§ INSTRUCTIONS FOR THE TASK
Pull from the data below each line where the word "compound" occurs, and copy it.

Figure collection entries

········

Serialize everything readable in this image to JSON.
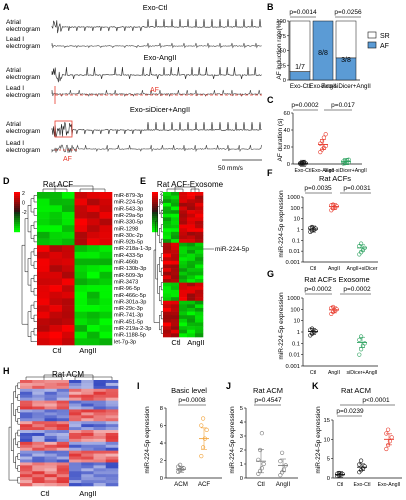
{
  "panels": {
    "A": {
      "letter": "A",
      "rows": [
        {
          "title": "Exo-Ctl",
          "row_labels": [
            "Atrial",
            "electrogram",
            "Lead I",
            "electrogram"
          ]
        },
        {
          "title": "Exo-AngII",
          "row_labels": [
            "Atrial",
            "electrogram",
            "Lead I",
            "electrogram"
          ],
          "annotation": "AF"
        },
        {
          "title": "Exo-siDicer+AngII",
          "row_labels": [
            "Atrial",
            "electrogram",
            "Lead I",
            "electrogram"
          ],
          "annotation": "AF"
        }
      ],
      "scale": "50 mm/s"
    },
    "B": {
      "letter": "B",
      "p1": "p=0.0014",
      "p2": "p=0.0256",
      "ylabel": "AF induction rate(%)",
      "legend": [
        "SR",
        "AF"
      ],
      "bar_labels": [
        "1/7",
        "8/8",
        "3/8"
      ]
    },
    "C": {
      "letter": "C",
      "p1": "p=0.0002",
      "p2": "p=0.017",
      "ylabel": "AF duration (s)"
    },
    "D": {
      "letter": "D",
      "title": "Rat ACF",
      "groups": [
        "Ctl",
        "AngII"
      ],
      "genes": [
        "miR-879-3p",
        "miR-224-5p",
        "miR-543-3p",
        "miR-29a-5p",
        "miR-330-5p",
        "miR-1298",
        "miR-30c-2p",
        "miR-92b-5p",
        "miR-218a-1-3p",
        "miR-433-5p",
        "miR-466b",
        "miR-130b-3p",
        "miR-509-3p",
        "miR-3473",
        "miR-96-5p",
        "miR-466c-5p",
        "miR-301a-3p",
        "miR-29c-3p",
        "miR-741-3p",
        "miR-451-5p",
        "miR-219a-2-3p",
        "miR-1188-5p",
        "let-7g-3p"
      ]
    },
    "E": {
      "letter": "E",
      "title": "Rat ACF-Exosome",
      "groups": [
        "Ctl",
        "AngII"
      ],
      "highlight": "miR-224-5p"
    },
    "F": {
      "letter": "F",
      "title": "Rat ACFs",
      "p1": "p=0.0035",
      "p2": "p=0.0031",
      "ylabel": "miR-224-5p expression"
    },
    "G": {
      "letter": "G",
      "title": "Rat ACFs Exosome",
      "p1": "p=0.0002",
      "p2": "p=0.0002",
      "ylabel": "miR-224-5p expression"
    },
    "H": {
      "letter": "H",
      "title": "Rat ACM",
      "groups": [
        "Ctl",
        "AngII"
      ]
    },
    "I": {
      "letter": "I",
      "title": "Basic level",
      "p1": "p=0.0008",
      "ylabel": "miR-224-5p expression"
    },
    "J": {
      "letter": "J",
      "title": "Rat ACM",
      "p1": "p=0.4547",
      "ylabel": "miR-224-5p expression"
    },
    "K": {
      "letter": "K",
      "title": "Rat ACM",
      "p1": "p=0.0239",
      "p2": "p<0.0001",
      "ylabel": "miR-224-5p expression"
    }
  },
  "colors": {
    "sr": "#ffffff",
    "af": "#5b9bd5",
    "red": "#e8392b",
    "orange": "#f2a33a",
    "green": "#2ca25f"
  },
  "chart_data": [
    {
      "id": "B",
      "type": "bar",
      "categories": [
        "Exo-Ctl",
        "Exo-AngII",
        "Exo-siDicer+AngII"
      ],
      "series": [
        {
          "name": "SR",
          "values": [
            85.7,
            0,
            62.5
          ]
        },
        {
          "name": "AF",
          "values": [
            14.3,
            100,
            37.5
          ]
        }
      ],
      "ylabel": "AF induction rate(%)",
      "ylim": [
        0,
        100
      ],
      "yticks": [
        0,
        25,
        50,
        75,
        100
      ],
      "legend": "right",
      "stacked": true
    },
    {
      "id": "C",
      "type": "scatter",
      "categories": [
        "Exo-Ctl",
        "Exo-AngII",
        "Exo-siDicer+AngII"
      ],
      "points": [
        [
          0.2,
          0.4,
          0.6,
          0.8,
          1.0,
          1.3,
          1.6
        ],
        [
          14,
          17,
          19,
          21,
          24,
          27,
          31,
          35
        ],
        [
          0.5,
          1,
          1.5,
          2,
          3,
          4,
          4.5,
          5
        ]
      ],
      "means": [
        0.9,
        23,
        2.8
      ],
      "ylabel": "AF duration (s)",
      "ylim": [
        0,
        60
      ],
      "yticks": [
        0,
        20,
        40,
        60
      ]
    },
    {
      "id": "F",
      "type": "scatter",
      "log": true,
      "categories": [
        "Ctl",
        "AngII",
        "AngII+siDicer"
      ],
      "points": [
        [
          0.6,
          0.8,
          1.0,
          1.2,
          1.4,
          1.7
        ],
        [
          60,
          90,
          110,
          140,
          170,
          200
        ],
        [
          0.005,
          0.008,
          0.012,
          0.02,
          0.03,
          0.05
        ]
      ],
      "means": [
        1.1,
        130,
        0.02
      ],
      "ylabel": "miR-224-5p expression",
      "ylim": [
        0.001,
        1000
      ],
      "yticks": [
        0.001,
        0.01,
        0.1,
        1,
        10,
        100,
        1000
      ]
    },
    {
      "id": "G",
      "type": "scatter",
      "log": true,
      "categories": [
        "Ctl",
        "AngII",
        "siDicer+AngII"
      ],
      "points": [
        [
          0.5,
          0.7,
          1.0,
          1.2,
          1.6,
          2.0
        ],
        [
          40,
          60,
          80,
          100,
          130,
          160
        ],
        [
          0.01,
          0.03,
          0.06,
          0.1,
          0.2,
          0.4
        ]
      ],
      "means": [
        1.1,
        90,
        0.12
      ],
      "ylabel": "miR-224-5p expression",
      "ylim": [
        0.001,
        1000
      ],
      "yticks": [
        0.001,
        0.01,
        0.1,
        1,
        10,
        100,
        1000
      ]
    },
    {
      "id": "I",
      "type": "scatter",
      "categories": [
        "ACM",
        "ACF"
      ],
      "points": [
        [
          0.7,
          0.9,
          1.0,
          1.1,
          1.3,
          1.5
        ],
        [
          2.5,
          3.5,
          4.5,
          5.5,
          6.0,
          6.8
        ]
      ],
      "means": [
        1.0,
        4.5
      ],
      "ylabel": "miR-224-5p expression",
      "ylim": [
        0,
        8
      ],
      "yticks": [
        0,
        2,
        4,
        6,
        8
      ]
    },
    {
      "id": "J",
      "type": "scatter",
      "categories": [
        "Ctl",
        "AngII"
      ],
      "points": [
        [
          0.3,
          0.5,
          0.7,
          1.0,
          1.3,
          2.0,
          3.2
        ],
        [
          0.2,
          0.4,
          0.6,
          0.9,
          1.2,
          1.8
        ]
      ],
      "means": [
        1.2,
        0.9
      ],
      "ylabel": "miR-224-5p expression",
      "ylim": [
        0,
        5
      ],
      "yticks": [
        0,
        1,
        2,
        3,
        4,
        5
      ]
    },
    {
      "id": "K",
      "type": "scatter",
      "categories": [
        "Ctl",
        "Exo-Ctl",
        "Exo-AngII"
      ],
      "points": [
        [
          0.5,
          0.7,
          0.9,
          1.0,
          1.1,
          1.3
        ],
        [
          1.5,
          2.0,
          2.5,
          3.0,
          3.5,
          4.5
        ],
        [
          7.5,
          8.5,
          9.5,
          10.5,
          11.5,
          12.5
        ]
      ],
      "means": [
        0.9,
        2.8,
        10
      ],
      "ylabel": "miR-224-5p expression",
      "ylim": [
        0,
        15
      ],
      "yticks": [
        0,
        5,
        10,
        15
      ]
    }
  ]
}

········

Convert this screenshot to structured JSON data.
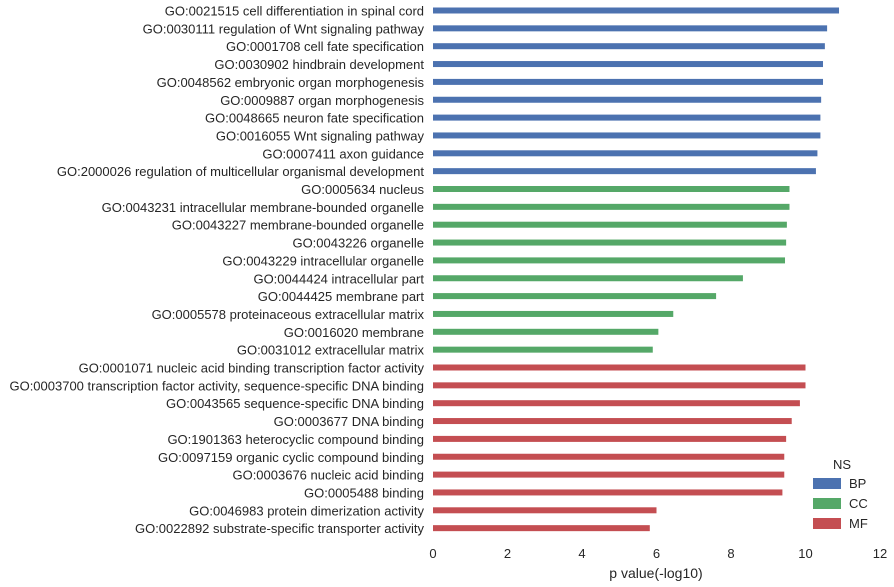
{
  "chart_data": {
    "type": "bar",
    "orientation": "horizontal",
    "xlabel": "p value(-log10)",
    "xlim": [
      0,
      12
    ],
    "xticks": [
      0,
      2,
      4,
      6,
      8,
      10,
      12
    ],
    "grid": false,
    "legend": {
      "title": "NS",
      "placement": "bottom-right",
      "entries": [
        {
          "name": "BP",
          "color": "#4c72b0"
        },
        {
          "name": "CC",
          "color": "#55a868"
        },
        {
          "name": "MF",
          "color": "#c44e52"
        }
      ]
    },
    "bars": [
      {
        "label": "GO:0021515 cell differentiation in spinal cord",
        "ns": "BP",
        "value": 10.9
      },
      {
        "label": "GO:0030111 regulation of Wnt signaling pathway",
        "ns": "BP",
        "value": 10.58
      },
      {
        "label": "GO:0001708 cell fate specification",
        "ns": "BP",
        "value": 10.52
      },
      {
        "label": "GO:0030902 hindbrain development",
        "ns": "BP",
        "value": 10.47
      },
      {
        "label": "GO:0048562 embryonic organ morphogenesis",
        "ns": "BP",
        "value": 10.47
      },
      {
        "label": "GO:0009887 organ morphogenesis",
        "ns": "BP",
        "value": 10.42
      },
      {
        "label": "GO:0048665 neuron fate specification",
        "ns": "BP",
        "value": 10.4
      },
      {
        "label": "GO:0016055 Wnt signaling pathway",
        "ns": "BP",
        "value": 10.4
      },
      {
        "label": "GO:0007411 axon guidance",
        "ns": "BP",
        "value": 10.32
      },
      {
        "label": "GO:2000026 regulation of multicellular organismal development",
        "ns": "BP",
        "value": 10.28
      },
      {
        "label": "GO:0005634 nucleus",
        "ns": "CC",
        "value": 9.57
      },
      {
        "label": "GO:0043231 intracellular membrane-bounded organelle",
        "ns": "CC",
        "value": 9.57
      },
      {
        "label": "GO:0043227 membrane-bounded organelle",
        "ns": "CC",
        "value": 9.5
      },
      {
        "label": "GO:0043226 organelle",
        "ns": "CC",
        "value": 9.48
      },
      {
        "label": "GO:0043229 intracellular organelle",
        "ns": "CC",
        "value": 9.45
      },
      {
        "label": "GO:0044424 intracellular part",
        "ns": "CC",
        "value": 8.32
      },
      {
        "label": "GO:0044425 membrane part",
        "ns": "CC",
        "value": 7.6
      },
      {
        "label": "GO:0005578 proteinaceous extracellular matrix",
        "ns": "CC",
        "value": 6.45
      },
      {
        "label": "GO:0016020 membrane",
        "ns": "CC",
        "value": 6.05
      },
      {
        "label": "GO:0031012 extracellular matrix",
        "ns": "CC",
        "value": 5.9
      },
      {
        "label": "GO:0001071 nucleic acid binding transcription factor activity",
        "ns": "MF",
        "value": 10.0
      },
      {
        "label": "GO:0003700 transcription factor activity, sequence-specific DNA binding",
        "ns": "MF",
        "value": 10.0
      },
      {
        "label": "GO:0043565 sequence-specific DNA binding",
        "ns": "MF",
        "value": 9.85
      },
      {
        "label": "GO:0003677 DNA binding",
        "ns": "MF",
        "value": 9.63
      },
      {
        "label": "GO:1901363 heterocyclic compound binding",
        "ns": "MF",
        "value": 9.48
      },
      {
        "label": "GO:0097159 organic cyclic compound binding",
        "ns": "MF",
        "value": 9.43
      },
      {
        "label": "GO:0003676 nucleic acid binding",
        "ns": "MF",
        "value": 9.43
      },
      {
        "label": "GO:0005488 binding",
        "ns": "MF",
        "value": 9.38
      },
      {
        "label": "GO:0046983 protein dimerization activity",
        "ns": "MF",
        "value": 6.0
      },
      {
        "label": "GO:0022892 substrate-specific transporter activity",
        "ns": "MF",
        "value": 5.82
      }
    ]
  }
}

········

§ ANSWER SPACE
        "label": "GO:1901363 heterocyclic compound binding",
        "label": "GO:0097159 organic cyclic compound binding",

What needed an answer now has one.